# Exercise:
Go through the material and pull out every line with the string "Harry" in it.

# Given entries:

--*--

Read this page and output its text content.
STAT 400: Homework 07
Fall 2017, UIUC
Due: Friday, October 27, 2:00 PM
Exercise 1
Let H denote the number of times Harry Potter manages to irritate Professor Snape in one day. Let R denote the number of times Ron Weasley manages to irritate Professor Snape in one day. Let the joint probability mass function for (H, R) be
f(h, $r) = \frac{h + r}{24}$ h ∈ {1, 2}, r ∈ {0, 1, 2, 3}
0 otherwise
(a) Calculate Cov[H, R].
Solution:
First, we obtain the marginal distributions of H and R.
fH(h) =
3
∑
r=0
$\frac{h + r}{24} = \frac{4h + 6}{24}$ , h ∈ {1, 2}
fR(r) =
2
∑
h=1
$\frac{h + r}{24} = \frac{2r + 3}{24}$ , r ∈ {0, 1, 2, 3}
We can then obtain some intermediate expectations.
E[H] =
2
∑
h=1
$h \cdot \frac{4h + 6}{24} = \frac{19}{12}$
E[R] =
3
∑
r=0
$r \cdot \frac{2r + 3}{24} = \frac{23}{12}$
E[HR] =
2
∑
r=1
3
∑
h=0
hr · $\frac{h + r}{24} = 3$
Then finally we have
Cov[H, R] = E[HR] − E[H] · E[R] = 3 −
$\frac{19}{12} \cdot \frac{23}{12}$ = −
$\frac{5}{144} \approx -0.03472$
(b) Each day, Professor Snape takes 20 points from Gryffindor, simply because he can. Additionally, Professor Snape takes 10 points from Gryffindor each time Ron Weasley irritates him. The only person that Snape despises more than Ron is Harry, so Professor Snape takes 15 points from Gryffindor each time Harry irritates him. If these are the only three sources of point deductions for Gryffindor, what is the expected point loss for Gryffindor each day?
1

--*--

# Result for this exercise:
Let H denote the number of times Harry Potter manages to irritate Professor Snape in one day. Let R denote the number of times Ron Weasley manages to irritate Professor Snape in one day. Let the joint probability mass function for (H, R) be
(b) Each day, Professor Snape takes 20 points from Gryffindor, simply because he can. Additionally, Professor Snape takes 10 points from Gryffindor each time Ron Weasley irritates him. The only person that Snape despises more than Ron is Harry, so Professor Snape takes 15 points from Gryffindor each time Harry irritates him. If these are the only three sources of point deductions for Gryffindor, what is the expected point loss for Gryffindor each day?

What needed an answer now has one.